- Dataset items

##########

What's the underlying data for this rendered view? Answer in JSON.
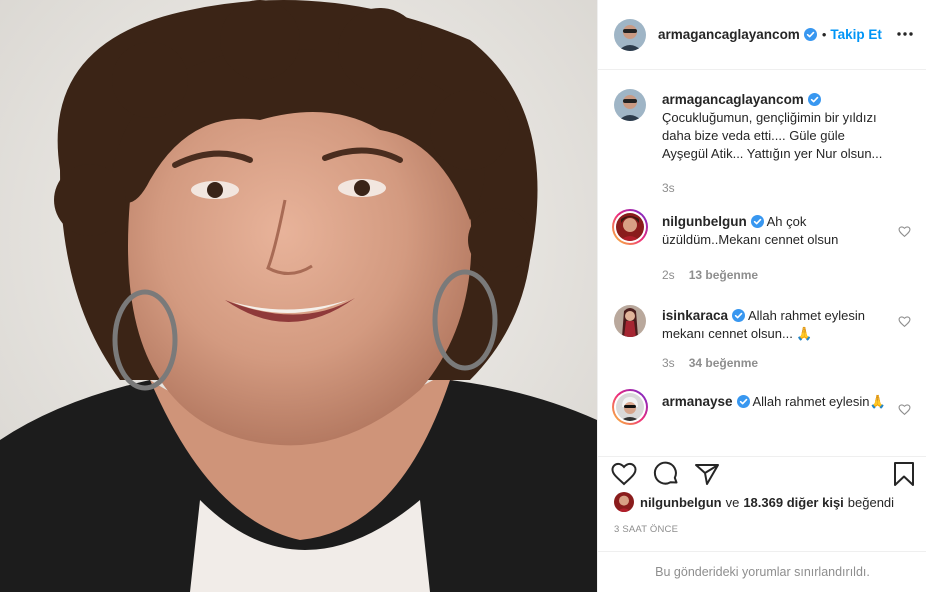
{
  "post": {
    "image_alt": "Portrait of a smiling woman with short curly brown hair and hoop earrings"
  },
  "header": {
    "username": "armagancaglayancom",
    "dot": "•",
    "follow_label": "Takip Et",
    "more_icon": "more-horizontal-icon"
  },
  "caption": {
    "username": "armagancaglayancom",
    "text": "Çocukluğumun, gençliğimin bir yıldızı daha bize veda etti.... Güle güle Ayşegül Atik... Yattığın yer Nur olsun...",
    "time": "3s"
  },
  "comments": [
    {
      "username": "nilgunbelgun",
      "text": "Ah çok üzüldüm..Mekanı cennet olsun",
      "time": "2s",
      "likes": "13 beğenme"
    },
    {
      "username": "isinkaraca",
      "text": "Allah rahmet eylesin mekanı cennet olsun... 🙏",
      "time": "3s",
      "likes": "34 beğenme"
    },
    {
      "username": "armanayse",
      "text": "Allah rahmet eylesin🙏",
      "time": "",
      "likes": ""
    }
  ],
  "likes": {
    "first_user": "nilgunbelgun",
    "connector": "ve",
    "others": "18.369 diğer kişi",
    "suffix": "beğendi"
  },
  "time_ago": "3 SAAT ÖNCE",
  "comments_restricted": "Bu gönderideki yorumlar sınırlandırıldı.",
  "colors": {
    "accent": "#0095f6",
    "muted": "#8e8e8e",
    "text": "#262626",
    "border": "#efefef"
  }
}
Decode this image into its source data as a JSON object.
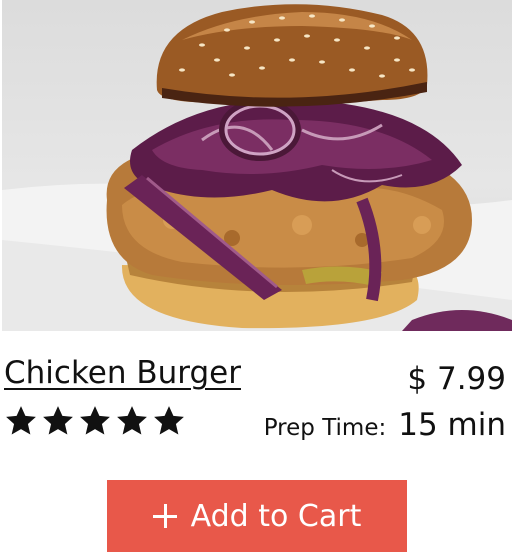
{
  "product": {
    "title": "Chicken Burger",
    "price": "$ 7.99",
    "rating": 5,
    "rating_max": 5,
    "prep_label": "Prep Time:",
    "prep_value": "15 min"
  },
  "actions": {
    "add_to_cart_label": "Add to Cart",
    "add_to_cart_icon": "plus-icon"
  },
  "colors": {
    "button_bg": "#e8584a",
    "text": "#111111",
    "star": "#111111"
  }
}
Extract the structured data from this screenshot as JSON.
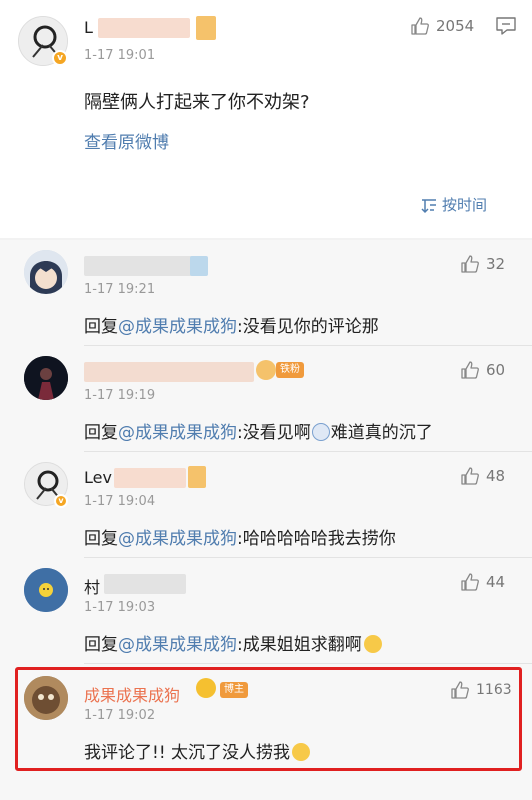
{
  "post": {
    "author_partial": "L",
    "time": "1-17 19:01",
    "likes": "2054",
    "text": "隔壁俩人打起来了你不劝架?",
    "view_original": "查看原微博",
    "sort_label": "按时间",
    "icons": {
      "like": "thumb-up-icon",
      "comment": "comment-icon",
      "sort": "sort-icon"
    }
  },
  "comments": [
    {
      "name": "",
      "time": "1-17 19:21",
      "likes": "32",
      "reply_prefix": "回复",
      "mention": "@成果成果成狗",
      "body": ":没看见你的评论那"
    },
    {
      "name": "",
      "time": "1-17 19:19",
      "likes": "60",
      "badge": "铁粉",
      "reply_prefix": "回复",
      "mention": "@成果成果成狗",
      "body_a": ":没看见啊",
      "body_b": "难道真的沉了"
    },
    {
      "name": "Lev",
      "time": "1-17 19:04",
      "likes": "48",
      "reply_prefix": "回复",
      "mention": "@成果成果成狗",
      "body": ":哈哈哈哈哈我去捞你"
    },
    {
      "name": "村",
      "time": "1-17 19:03",
      "likes": "44",
      "reply_prefix": "回复",
      "mention": "@成果成果成狗",
      "body": ":成果姐姐求翻啊"
    },
    {
      "name": "成果成果成狗",
      "time": "1-17 19:02",
      "likes": "1163",
      "badge": "博主",
      "body": "我评论了!! 太沉了没人捞我"
    }
  ],
  "colors": {
    "link": "#507daf",
    "author": "#eb7350",
    "highlight": "#e02020"
  }
}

##########

- Problem to work on
List each line in the listing that contains the string "olsun".

- The output
    "text": "Çocukluğumun, gençliğimin bir yıldızı daha bize veda etti.... Güle güle Ayşegül Atik... Yattığın yer Nur olsun...",
      "text": "Ah çok üzüldüm..Mekanı cennet olsun",
      "text": "Allah rahmet eylesin mekanı cennet olsun... 🙏",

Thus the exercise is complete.